*The task*
Your task is to copy every line of the entries that contains "получить".

*Records supplied*
— begin —

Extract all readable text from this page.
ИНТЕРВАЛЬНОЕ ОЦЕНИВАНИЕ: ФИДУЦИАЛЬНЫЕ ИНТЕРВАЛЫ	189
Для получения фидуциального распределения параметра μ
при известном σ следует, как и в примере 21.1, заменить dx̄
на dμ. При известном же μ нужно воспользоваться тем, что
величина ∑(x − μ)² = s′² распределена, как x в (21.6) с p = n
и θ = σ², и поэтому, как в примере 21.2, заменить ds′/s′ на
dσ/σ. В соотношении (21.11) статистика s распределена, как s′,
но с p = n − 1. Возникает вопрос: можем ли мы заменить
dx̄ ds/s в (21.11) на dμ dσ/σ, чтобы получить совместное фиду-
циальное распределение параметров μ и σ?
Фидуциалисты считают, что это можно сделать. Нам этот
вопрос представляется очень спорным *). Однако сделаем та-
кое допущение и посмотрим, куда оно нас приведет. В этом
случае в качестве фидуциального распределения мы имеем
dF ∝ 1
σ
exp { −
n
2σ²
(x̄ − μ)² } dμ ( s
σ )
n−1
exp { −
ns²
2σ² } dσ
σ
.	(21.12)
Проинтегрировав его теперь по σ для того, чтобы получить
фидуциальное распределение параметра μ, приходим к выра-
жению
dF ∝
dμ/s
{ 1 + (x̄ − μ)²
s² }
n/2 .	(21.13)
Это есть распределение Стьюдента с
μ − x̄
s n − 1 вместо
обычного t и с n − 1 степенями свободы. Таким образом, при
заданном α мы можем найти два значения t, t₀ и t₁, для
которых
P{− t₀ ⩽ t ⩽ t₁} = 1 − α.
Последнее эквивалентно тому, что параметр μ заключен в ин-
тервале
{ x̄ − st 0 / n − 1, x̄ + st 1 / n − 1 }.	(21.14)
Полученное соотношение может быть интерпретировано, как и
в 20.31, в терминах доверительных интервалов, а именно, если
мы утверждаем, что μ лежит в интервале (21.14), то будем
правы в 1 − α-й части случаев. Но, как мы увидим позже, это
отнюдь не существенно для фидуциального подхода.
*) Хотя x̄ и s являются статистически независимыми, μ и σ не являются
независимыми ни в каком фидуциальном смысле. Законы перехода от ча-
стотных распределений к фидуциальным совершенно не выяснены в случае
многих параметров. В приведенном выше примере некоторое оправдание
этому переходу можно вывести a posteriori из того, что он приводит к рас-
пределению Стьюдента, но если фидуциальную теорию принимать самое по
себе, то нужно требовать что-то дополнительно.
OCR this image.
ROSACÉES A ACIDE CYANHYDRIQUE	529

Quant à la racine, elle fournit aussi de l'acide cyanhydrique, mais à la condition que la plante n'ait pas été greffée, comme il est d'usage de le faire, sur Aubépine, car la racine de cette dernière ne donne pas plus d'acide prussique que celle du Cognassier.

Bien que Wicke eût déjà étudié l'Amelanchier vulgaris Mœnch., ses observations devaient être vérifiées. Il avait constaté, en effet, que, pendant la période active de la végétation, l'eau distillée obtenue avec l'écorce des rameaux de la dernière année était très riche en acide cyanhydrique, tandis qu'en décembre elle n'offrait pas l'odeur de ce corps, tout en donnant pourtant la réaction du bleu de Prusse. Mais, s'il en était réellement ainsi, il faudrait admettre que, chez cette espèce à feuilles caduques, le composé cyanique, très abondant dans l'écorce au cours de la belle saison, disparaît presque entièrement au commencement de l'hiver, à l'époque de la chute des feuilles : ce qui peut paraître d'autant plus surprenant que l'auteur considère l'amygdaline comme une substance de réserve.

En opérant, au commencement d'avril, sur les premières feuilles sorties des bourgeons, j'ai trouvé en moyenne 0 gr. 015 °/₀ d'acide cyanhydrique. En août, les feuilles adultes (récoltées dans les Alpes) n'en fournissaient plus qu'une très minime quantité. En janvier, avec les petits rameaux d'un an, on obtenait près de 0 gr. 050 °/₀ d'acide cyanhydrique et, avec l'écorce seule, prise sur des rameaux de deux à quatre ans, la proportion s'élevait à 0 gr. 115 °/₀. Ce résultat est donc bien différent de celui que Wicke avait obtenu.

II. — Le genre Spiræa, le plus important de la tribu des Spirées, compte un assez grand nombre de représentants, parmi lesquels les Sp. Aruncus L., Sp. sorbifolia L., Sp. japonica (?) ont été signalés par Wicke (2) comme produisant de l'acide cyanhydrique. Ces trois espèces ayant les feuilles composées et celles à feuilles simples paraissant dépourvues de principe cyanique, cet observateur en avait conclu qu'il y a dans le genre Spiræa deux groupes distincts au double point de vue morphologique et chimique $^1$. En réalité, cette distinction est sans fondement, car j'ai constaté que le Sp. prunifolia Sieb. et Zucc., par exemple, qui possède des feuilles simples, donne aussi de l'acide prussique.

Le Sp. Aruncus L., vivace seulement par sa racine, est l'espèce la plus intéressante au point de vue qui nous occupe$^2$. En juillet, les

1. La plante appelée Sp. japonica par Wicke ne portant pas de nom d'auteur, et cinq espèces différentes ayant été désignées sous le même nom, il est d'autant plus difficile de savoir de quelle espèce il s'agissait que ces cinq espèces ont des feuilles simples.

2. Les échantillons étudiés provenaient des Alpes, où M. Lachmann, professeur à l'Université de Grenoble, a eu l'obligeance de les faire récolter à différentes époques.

— end —

*The answer*
dx̄ ds/s в (21.11) на dμ dσ/σ, чтобы получить совместное фиду-
Проинтегрировав его теперь по σ для того, чтобы получить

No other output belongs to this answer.